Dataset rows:
=======

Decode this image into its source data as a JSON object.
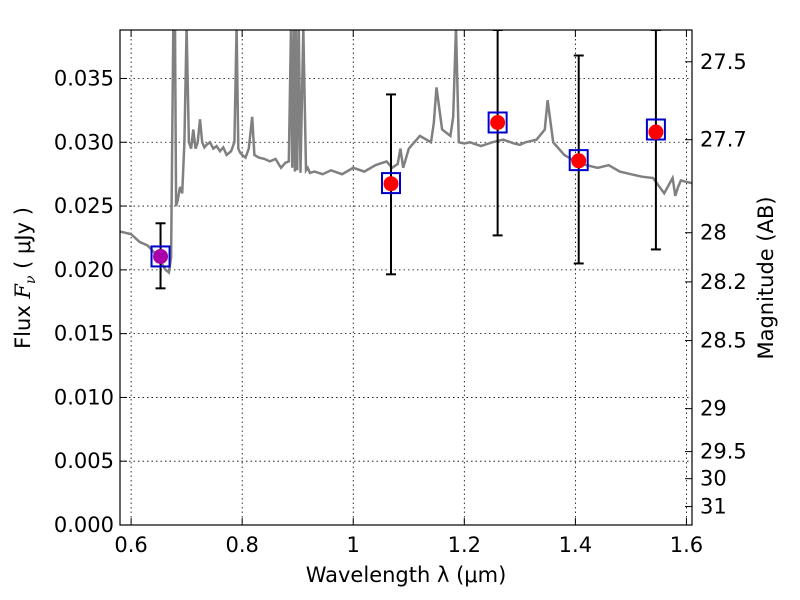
{
  "chart_data": {
    "type": "line",
    "xlabel": "Wavelength  λ (μm)",
    "ylabel_parts": [
      "Flux  ",
      "F",
      "ν",
      "  ( μJy )"
    ],
    "y2label": "Magnitude (AB)",
    "xlim": [
      0.58,
      1.61
    ],
    "ylim": [
      0.0,
      0.0388
    ],
    "x_ticks": [
      0.6,
      0.8,
      1.0,
      1.2,
      1.4,
      1.6
    ],
    "x_tick_labels": [
      "0.6",
      "0.8",
      "1",
      "1.2",
      "1.4",
      "1.6"
    ],
    "y_ticks": [
      0.0,
      0.005,
      0.01,
      0.015,
      0.02,
      0.025,
      0.03,
      0.035
    ],
    "y_tick_labels": [
      "0.000",
      "0.005",
      "0.010",
      "0.015",
      "0.020",
      "0.025",
      "0.030",
      "0.035"
    ],
    "mag_ticks": [
      27.5,
      27.7,
      28,
      28.2,
      28.5,
      29,
      29.5,
      30,
      31
    ],
    "mag_tick_labels": [
      "27.5",
      "27.7",
      "28",
      "28.2",
      "28.5",
      "29",
      "29.5",
      "30",
      "31"
    ],
    "mag_zeropoint_uJy": 3631000000.0,
    "grid": true,
    "colors": {
      "spectrum": "#808080",
      "photometry_marker": "#ff0000",
      "model_box": "#0000cc",
      "errorbar": "#000000",
      "first_point_fill": "#aa00aa"
    },
    "spectrum": {
      "x": [
        0.58,
        0.6,
        0.615,
        0.63,
        0.645,
        0.655,
        0.662,
        0.668,
        0.672,
        0.676,
        0.679,
        0.681,
        0.684,
        0.688,
        0.692,
        0.696,
        0.7,
        0.704,
        0.708,
        0.712,
        0.716,
        0.72,
        0.724,
        0.728,
        0.732,
        0.736,
        0.742,
        0.748,
        0.754,
        0.76,
        0.766,
        0.772,
        0.78,
        0.786,
        0.79,
        0.793,
        0.796,
        0.8,
        0.806,
        0.812,
        0.818,
        0.822,
        0.83,
        0.84,
        0.85,
        0.86,
        0.87,
        0.878,
        0.884,
        0.888,
        0.89,
        0.893,
        0.895,
        0.897,
        0.899,
        0.902,
        0.905,
        0.91,
        0.915,
        0.918,
        0.922,
        0.93,
        0.945,
        0.96,
        0.98,
        1.0,
        1.02,
        1.04,
        1.06,
        1.07,
        1.08,
        1.085,
        1.09,
        1.1,
        1.12,
        1.14,
        1.145,
        1.15,
        1.16,
        1.175,
        1.18,
        1.185,
        1.19,
        1.2,
        1.21,
        1.23,
        1.25,
        1.27,
        1.29,
        1.3,
        1.31,
        1.33,
        1.345,
        1.35,
        1.36,
        1.38,
        1.4,
        1.42,
        1.44,
        1.46,
        1.48,
        1.5,
        1.52,
        1.54,
        1.56,
        1.57,
        1.575,
        1.58,
        1.585,
        1.59,
        1.6,
        1.61
      ],
      "y": [
        0.023,
        0.0228,
        0.0222,
        0.0219,
        0.0212,
        0.0205,
        0.02,
        0.0198,
        0.021,
        0.039,
        0.039,
        0.025,
        0.0255,
        0.0265,
        0.026,
        0.03,
        0.039,
        0.03,
        0.0295,
        0.031,
        0.0295,
        0.03,
        0.0318,
        0.03,
        0.0296,
        0.0298,
        0.03,
        0.0295,
        0.0297,
        0.0293,
        0.0296,
        0.029,
        0.0293,
        0.03,
        0.039,
        0.0295,
        0.0292,
        0.029,
        0.0288,
        0.0295,
        0.032,
        0.029,
        0.0288,
        0.0287,
        0.0285,
        0.0287,
        0.028,
        0.0284,
        0.0285,
        0.039,
        0.028,
        0.039,
        0.0277,
        0.039,
        0.0278,
        0.039,
        0.0276,
        0.039,
        0.0278,
        0.028,
        0.0276,
        0.0277,
        0.0275,
        0.0278,
        0.0275,
        0.028,
        0.0277,
        0.0282,
        0.0285,
        0.028,
        0.0283,
        0.0295,
        0.028,
        0.0295,
        0.0305,
        0.03,
        0.0315,
        0.0343,
        0.031,
        0.0305,
        0.032,
        0.039,
        0.03,
        0.0299,
        0.03,
        0.0297,
        0.03,
        0.0302,
        0.0299,
        0.0298,
        0.03,
        0.0302,
        0.031,
        0.0333,
        0.03,
        0.029,
        0.0285,
        0.0282,
        0.028,
        0.0282,
        0.0277,
        0.0275,
        0.0273,
        0.0272,
        0.026,
        0.0268,
        0.0272,
        0.0258,
        0.0265,
        0.027,
        0.0269,
        0.0268
      ]
    },
    "photometry": [
      {
        "x": 0.653,
        "y": 0.02105,
        "yerr_low": 0.01855,
        "yerr_high": 0.02365,
        "model": 0.02105
      },
      {
        "x": 1.068,
        "y": 0.02675,
        "yerr_low": 0.01965,
        "yerr_high": 0.03375,
        "model": 0.0268
      },
      {
        "x": 1.26,
        "y": 0.03155,
        "yerr_low": 0.0227,
        "yerr_high": 0.0388,
        "model": 0.03155
      },
      {
        "x": 1.406,
        "y": 0.02855,
        "yerr_low": 0.0205,
        "yerr_high": 0.0368,
        "model": 0.0286
      },
      {
        "x": 1.545,
        "y": 0.0308,
        "yerr_low": 0.0216,
        "yerr_high": 0.0388,
        "model": 0.031
      }
    ]
  }
}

=======

**GOAL**
What is needed is an exact reproduction of the data, pictures excluded.

**EXERCISE ANSWER**
Decode this image into its source data as a JSON object.
{
  "chart_data": {
    "type": "line",
    "xlabel": "Wavelength  λ (μm)",
    "ylabel_parts": [
      "Flux  ",
      "F",
      "ν",
      "  ( μJy )"
    ],
    "y2label": "Magnitude (AB)",
    "xlim": [
      0.58,
      1.61
    ],
    "ylim": [
      0.0,
      0.0388
    ],
    "x_ticks": [
      0.6,
      0.8,
      1.0,
      1.2,
      1.4,
      1.6
    ],
    "x_tick_labels": [
      "0.6",
      "0.8",
      "1",
      "1.2",
      "1.4",
      "1.6"
    ],
    "y_ticks": [
      0.0,
      0.005,
      0.01,
      0.015,
      0.02,
      0.025,
      0.03,
      0.035
    ],
    "y_tick_labels": [
      "0.000",
      "0.005",
      "0.010",
      "0.015",
      "0.020",
      "0.025",
      "0.030",
      "0.035"
    ],
    "mag_ticks": [
      27.5,
      27.7,
      28,
      28.2,
      28.5,
      29,
      29.5,
      30,
      31
    ],
    "mag_tick_labels": [
      "27.5",
      "27.7",
      "28",
      "28.2",
      "28.5",
      "29",
      "29.5",
      "30",
      "31"
    ],
    "mag_zeropoint_uJy": 3631000000.0,
    "grid": true,
    "colors": {
      "spectrum": "#808080",
      "photometry_marker": "#ff0000",
      "model_box": "#0000cc",
      "errorbar": "#000000",
      "first_point_fill": "#aa00aa"
    },
    "spectrum": {
      "x": [
        0.58,
        0.6,
        0.615,
        0.63,
        0.645,
        0.655,
        0.662,
        0.668,
        0.672,
        0.676,
        0.679,
        0.681,
        0.684,
        0.688,
        0.692,
        0.696,
        0.7,
        0.704,
        0.708,
        0.712,
        0.716,
        0.72,
        0.724,
        0.728,
        0.732,
        0.736,
        0.742,
        0.748,
        0.754,
        0.76,
        0.766,
        0.772,
        0.78,
        0.786,
        0.79,
        0.793,
        0.796,
        0.8,
        0.806,
        0.812,
        0.818,
        0.822,
        0.83,
        0.84,
        0.85,
        0.86,
        0.87,
        0.878,
        0.884,
        0.888,
        0.89,
        0.893,
        0.895,
        0.897,
        0.899,
        0.902,
        0.905,
        0.91,
        0.915,
        0.918,
        0.922,
        0.93,
        0.945,
        0.96,
        0.98,
        1.0,
        1.02,
        1.04,
        1.06,
        1.07,
        1.08,
        1.085,
        1.09,
        1.1,
        1.12,
        1.14,
        1.145,
        1.15,
        1.16,
        1.175,
        1.18,
        1.185,
        1.19,
        1.2,
        1.21,
        1.23,
        1.25,
        1.27,
        1.29,
        1.3,
        1.31,
        1.33,
        1.345,
        1.35,
        1.36,
        1.38,
        1.4,
        1.42,
        1.44,
        1.46,
        1.48,
        1.5,
        1.52,
        1.54,
        1.56,
        1.57,
        1.575,
        1.58,
        1.585,
        1.59,
        1.6,
        1.61
      ],
      "y": [
        0.023,
        0.0228,
        0.0222,
        0.0219,
        0.0212,
        0.0205,
        0.02,
        0.0198,
        0.021,
        0.039,
        0.039,
        0.025,
        0.0255,
        0.0265,
        0.026,
        0.03,
        0.039,
        0.03,
        0.0295,
        0.031,
        0.0295,
        0.03,
        0.0318,
        0.03,
        0.0296,
        0.0298,
        0.03,
        0.0295,
        0.0297,
        0.0293,
        0.0296,
        0.029,
        0.0293,
        0.03,
        0.039,
        0.0295,
        0.0292,
        0.029,
        0.0288,
        0.0295,
        0.032,
        0.029,
        0.0288,
        0.0287,
        0.0285,
        0.0287,
        0.028,
        0.0284,
        0.0285,
        0.039,
        0.028,
        0.039,
        0.0277,
        0.039,
        0.0278,
        0.039,
        0.0276,
        0.039,
        0.0278,
        0.028,
        0.0276,
        0.0277,
        0.0275,
        0.0278,
        0.0275,
        0.028,
        0.0277,
        0.0282,
        0.0285,
        0.028,
        0.0283,
        0.0295,
        0.028,
        0.0295,
        0.0305,
        0.03,
        0.0315,
        0.0343,
        0.031,
        0.0305,
        0.032,
        0.039,
        0.03,
        0.0299,
        0.03,
        0.0297,
        0.03,
        0.0302,
        0.0299,
        0.0298,
        0.03,
        0.0302,
        0.031,
        0.0333,
        0.03,
        0.029,
        0.0285,
        0.0282,
        0.028,
        0.0282,
        0.0277,
        0.0275,
        0.0273,
        0.0272,
        0.026,
        0.0268,
        0.0272,
        0.0258,
        0.0265,
        0.027,
        0.0269,
        0.0268
      ]
    },
    "photometry": [
      {
        "x": 0.653,
        "y": 0.02105,
        "yerr_low": 0.01855,
        "yerr_high": 0.02365,
        "model": 0.02105
      },
      {
        "x": 1.068,
        "y": 0.02675,
        "yerr_low": 0.01965,
        "yerr_high": 0.03375,
        "model": 0.0268
      },
      {
        "x": 1.26,
        "y": 0.03155,
        "yerr_low": 0.0227,
        "yerr_high": 0.0388,
        "model": 0.03155
      },
      {
        "x": 1.406,
        "y": 0.02855,
        "yerr_low": 0.0205,
        "yerr_high": 0.0368,
        "model": 0.0286
      },
      {
        "x": 1.545,
        "y": 0.0308,
        "yerr_low": 0.0216,
        "yerr_high": 0.0388,
        "model": 0.031
      }
    ]
  }
}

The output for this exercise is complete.